● Directions for this task
Identify and reproduce every line holding the string "circle".

● Task data
»»

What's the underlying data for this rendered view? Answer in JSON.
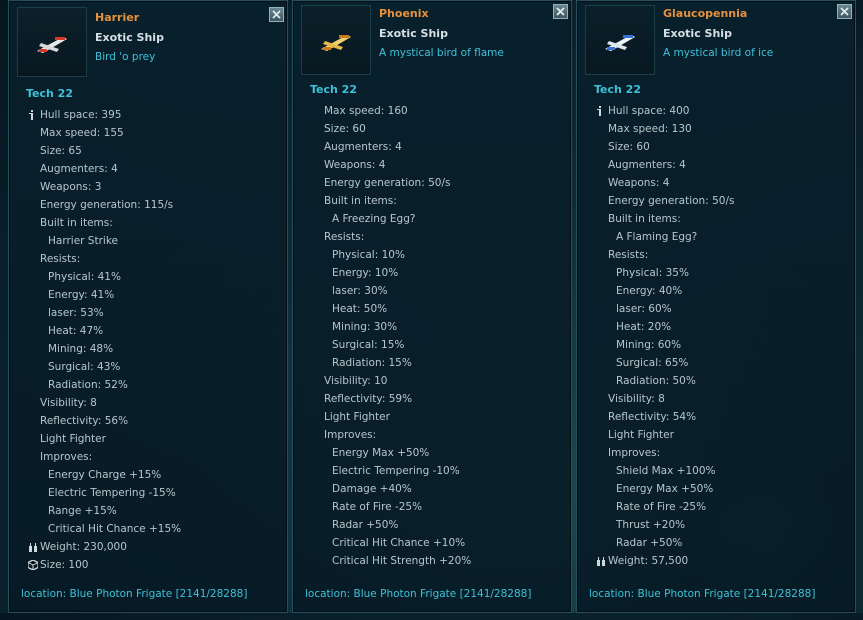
{
  "colors": {
    "name": "#e8913c",
    "accent": "#3fc1d8",
    "text": "#b8c6cc"
  },
  "panels": [
    {
      "name": "Harrier",
      "type": "Exotic Ship",
      "desc": "Bird 'o prey",
      "tech": "Tech 22",
      "ship_icon": "red-white-ship-icon",
      "rows": [
        {
          "text": "Hull space: 395",
          "indent": 0,
          "icon": "info-icon"
        },
        {
          "text": "Max speed: 155",
          "indent": 0
        },
        {
          "text": "Size: 65",
          "indent": 0
        },
        {
          "text": "Augmenters: 4",
          "indent": 0
        },
        {
          "text": "Weapons: 3",
          "indent": 0
        },
        {
          "text": "Energy generation: 115/s",
          "indent": 0
        },
        {
          "text": "Built in items:",
          "indent": 0
        },
        {
          "text": "Harrier Strike",
          "indent": 1
        },
        {
          "text": "Resists:",
          "indent": 0
        },
        {
          "text": "Physical: 41%",
          "indent": 1
        },
        {
          "text": "Energy: 41%",
          "indent": 1
        },
        {
          "text": "laser: 53%",
          "indent": 1
        },
        {
          "text": "Heat: 47%",
          "indent": 1
        },
        {
          "text": "Mining: 48%",
          "indent": 1
        },
        {
          "text": "Surgical: 43%",
          "indent": 1
        },
        {
          "text": "Radiation: 52%",
          "indent": 1
        },
        {
          "text": "Visibility: 8",
          "indent": 0
        },
        {
          "text": "Reflectivity: 56%",
          "indent": 0
        },
        {
          "text": "Light Fighter",
          "indent": 0
        },
        {
          "text": "Improves:",
          "indent": 0
        },
        {
          "text": "Energy Charge +15%",
          "indent": 1
        },
        {
          "text": "Electric Tempering -15%",
          "indent": 1
        },
        {
          "text": "Range +15%",
          "indent": 1
        },
        {
          "text": "Critical Hit Chance +15%",
          "indent": 1
        },
        {
          "text": "Weight: 230,000",
          "indent": 0,
          "icon": "weight-icon"
        },
        {
          "text": "Size: 100",
          "indent": 0,
          "icon": "cube-icon"
        }
      ],
      "location": "location: Blue Photon Frigate [2141/28288]"
    },
    {
      "name": "Phoenix",
      "type": "Exotic Ship",
      "desc": "A mystical bird of flame",
      "tech": "Tech 22",
      "ship_icon": "gold-ship-icon",
      "rows": [
        {
          "text": "Max speed: 160",
          "indent": 0
        },
        {
          "text": "Size: 60",
          "indent": 0
        },
        {
          "text": "Augmenters: 4",
          "indent": 0
        },
        {
          "text": "Weapons: 4",
          "indent": 0
        },
        {
          "text": "Energy generation: 50/s",
          "indent": 0
        },
        {
          "text": "Built in items:",
          "indent": 0
        },
        {
          "text": "A Freezing Egg?",
          "indent": 1
        },
        {
          "text": "Resists:",
          "indent": 0
        },
        {
          "text": "Physical: 10%",
          "indent": 1
        },
        {
          "text": "Energy: 10%",
          "indent": 1
        },
        {
          "text": "laser: 30%",
          "indent": 1
        },
        {
          "text": "Heat: 50%",
          "indent": 1
        },
        {
          "text": "Mining: 30%",
          "indent": 1
        },
        {
          "text": "Surgical: 15%",
          "indent": 1
        },
        {
          "text": "Radiation: 15%",
          "indent": 1
        },
        {
          "text": "Visibility: 10",
          "indent": 0
        },
        {
          "text": "Reflectivity: 59%",
          "indent": 0
        },
        {
          "text": "Light Fighter",
          "indent": 0
        },
        {
          "text": "Improves:",
          "indent": 0
        },
        {
          "text": "Energy Max +50%",
          "indent": 1
        },
        {
          "text": "Electric Tempering -10%",
          "indent": 1
        },
        {
          "text": "Damage +40%",
          "indent": 1
        },
        {
          "text": "Rate of Fire -25%",
          "indent": 1
        },
        {
          "text": "Radar +50%",
          "indent": 1
        },
        {
          "text": "Critical Hit Chance +10%",
          "indent": 1
        },
        {
          "text": "Critical Hit Strength +20%",
          "indent": 1
        }
      ],
      "location": "location: Blue Photon Frigate [2141/28288]"
    },
    {
      "name": "Glaucopennia",
      "type": "Exotic Ship",
      "desc": "A mystical bird of ice",
      "tech": "Tech 22",
      "ship_icon": "blue-white-ship-icon",
      "rows": [
        {
          "text": "Hull space: 400",
          "indent": 0,
          "icon": "info-icon"
        },
        {
          "text": "Max speed: 130",
          "indent": 0
        },
        {
          "text": "Size: 60",
          "indent": 0
        },
        {
          "text": "Augmenters: 4",
          "indent": 0
        },
        {
          "text": "Weapons: 4",
          "indent": 0
        },
        {
          "text": "Energy generation: 50/s",
          "indent": 0
        },
        {
          "text": "Built in items:",
          "indent": 0
        },
        {
          "text": "A Flaming Egg?",
          "indent": 1
        },
        {
          "text": "Resists:",
          "indent": 0
        },
        {
          "text": "Physical: 35%",
          "indent": 1
        },
        {
          "text": "Energy: 40%",
          "indent": 1
        },
        {
          "text": "laser: 60%",
          "indent": 1
        },
        {
          "text": "Heat: 20%",
          "indent": 1
        },
        {
          "text": "Mining: 60%",
          "indent": 1
        },
        {
          "text": "Surgical: 65%",
          "indent": 1
        },
        {
          "text": "Radiation: 50%",
          "indent": 1
        },
        {
          "text": "Visibility: 8",
          "indent": 0
        },
        {
          "text": "Reflectivity: 54%",
          "indent": 0
        },
        {
          "text": "Light Fighter",
          "indent": 0
        },
        {
          "text": "Improves:",
          "indent": 0
        },
        {
          "text": "Shield Max +100%",
          "indent": 1
        },
        {
          "text": "Energy Max +50%",
          "indent": 1
        },
        {
          "text": "Rate of Fire -25%",
          "indent": 1
        },
        {
          "text": "Thrust +20%",
          "indent": 1
        },
        {
          "text": "Radar +50%",
          "indent": 1
        },
        {
          "text": "Weight: 57,500",
          "indent": 0,
          "icon": "weight-icon"
        }
      ],
      "location": "location: Blue Photon Frigate [2141/28288]"
    }
  ]
}
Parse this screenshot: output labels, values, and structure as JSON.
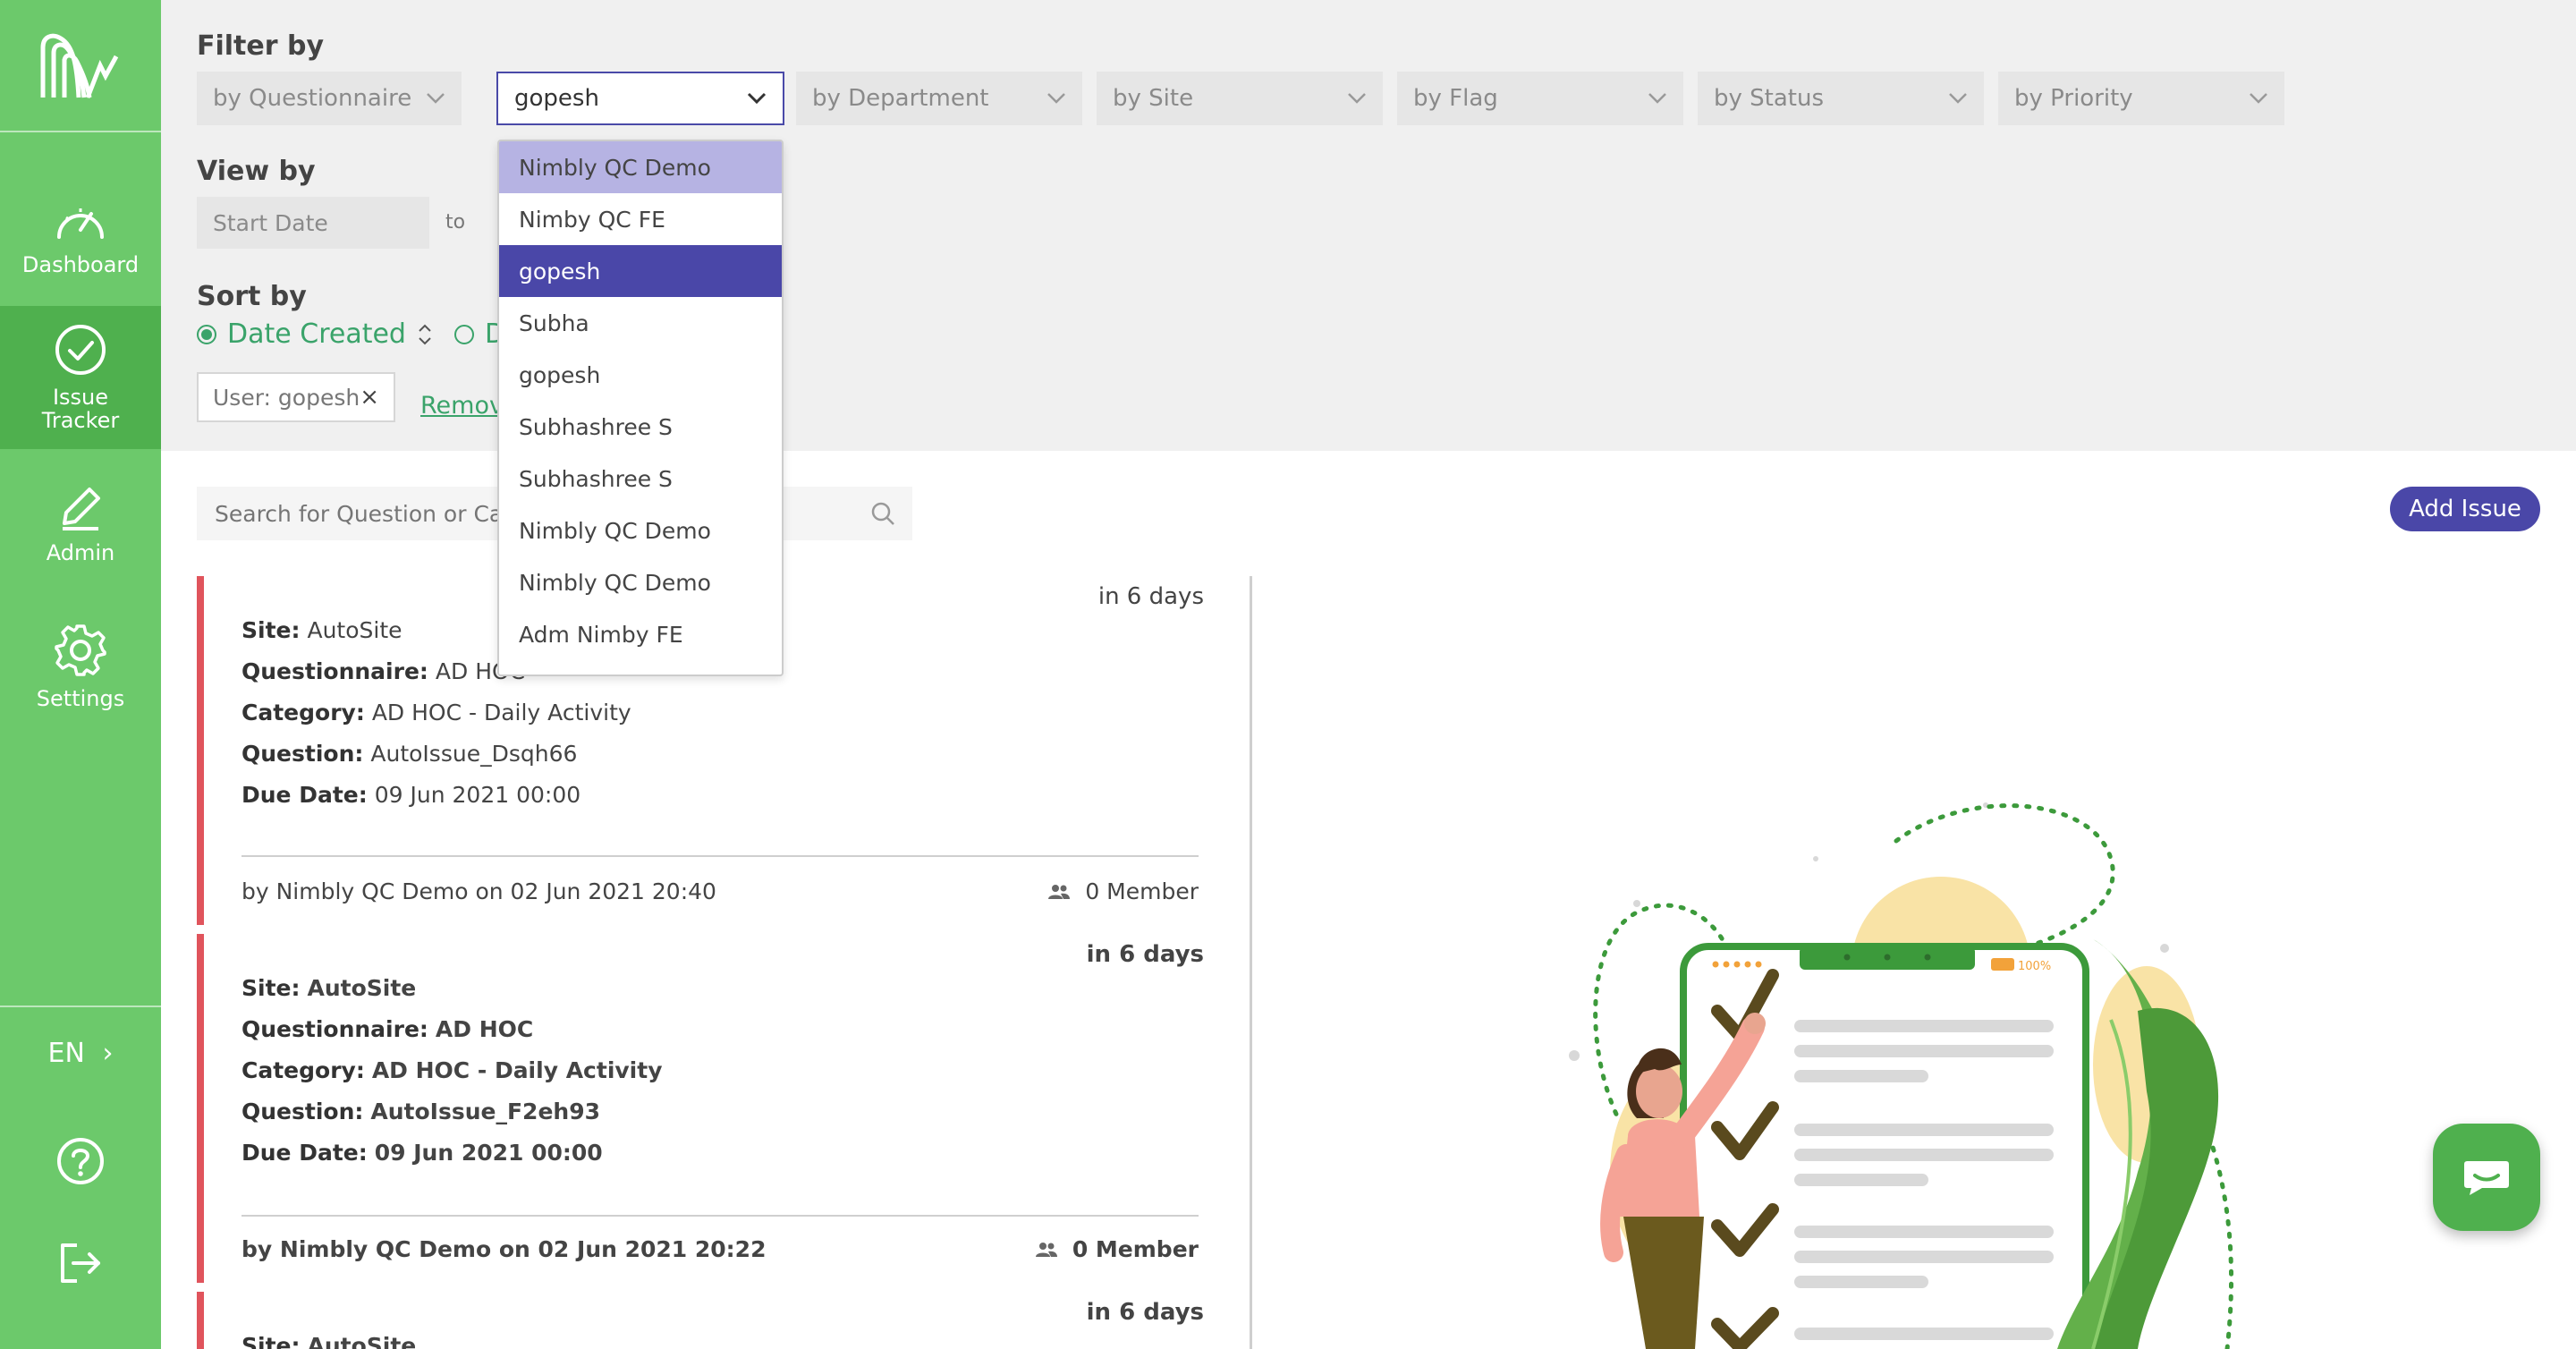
{
  "sidebar": {
    "items": [
      {
        "label": "Dashboard",
        "icon": "dashboard-gauge-icon"
      },
      {
        "label": "Issue\nTracker",
        "label_line1": "Issue",
        "label_line2": "Tracker",
        "icon": "check-circle-icon",
        "active": true
      },
      {
        "label": "Admin",
        "icon": "pencil-icon"
      },
      {
        "label": "Settings",
        "icon": "gear-icon"
      }
    ],
    "language": "EN",
    "help_icon": "question-circle-icon",
    "logout_icon": "logout-icon"
  },
  "filter": {
    "title": "Filter by",
    "questionnaire_placeholder": "by Questionnaire",
    "user_value": "gopesh",
    "department_placeholder": "by Department",
    "site_placeholder": "by Site",
    "flag_placeholder": "by Flag",
    "status_placeholder": "by Status",
    "priority_placeholder": "by Priority"
  },
  "view": {
    "title": "View by",
    "start_placeholder": "Start Date",
    "to_label": "to"
  },
  "sort": {
    "title": "Sort by",
    "option1": "Date Created",
    "option2_partial": "D"
  },
  "active_filter": {
    "chip_label": "User: gopesh",
    "close": "×",
    "remove_label": "Remov"
  },
  "search": {
    "placeholder": "Search for Question or Cat"
  },
  "add_issue_label": "Add Issue",
  "user_dropdown": {
    "options": [
      "Nimbly QC Demo",
      "Nimby QC FE",
      "gopesh",
      "Subha",
      "gopesh",
      "Subhashree S",
      "Subhashree S",
      "Nimbly QC Demo",
      "Nimbly QC Demo",
      "Adm Nimby FE"
    ],
    "hovered_index": 0,
    "selected_index": 2
  },
  "issues": [
    {
      "due_in": "in 6 days",
      "site_label": "Site:",
      "site": "AutoSite",
      "questionnaire_label": "Questionnaire:",
      "questionnaire": "AD HOC",
      "category_label": "Category:",
      "category": "AD HOC - Daily Activity",
      "question_label": "Question:",
      "question": "AutoIssue_Dsqh66",
      "due_label": "Due Date:",
      "due_date": "09 Jun 2021 00:00",
      "created_by": "by Nimbly QC Demo on 02 Jun 2021 20:40",
      "members": "0 Member"
    },
    {
      "due_in": "in 6 days",
      "site_label": "Site:",
      "site": "AutoSite",
      "questionnaire_label": "Questionnaire:",
      "questionnaire": "AD HOC",
      "category_label": "Category:",
      "category": "AD HOC - Daily Activity",
      "question_label": "Question:",
      "question": "AutoIssue_F2eh93",
      "due_label": "Due Date:",
      "due_date": "09 Jun 2021 00:00",
      "created_by": "by Nimbly QC Demo on 02 Jun 2021 20:22",
      "members": "0 Member"
    },
    {
      "due_in": "in 6 days",
      "site_label": "Site:",
      "site": "AutoSite"
    }
  ],
  "illustration": {
    "phone_battery": "100%"
  },
  "colors": {
    "sidebar_green": "#6cc96b",
    "active_green": "#4fb04e",
    "accent_purple": "#4a47a8",
    "issue_flag_red": "#e0545c",
    "sort_green": "#3aa36a"
  },
  "chat_icon": "chat-bubble-icon"
}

««

● Task response
        "icon": "check-circle-icon",
    "help_icon": "question-circle-icon",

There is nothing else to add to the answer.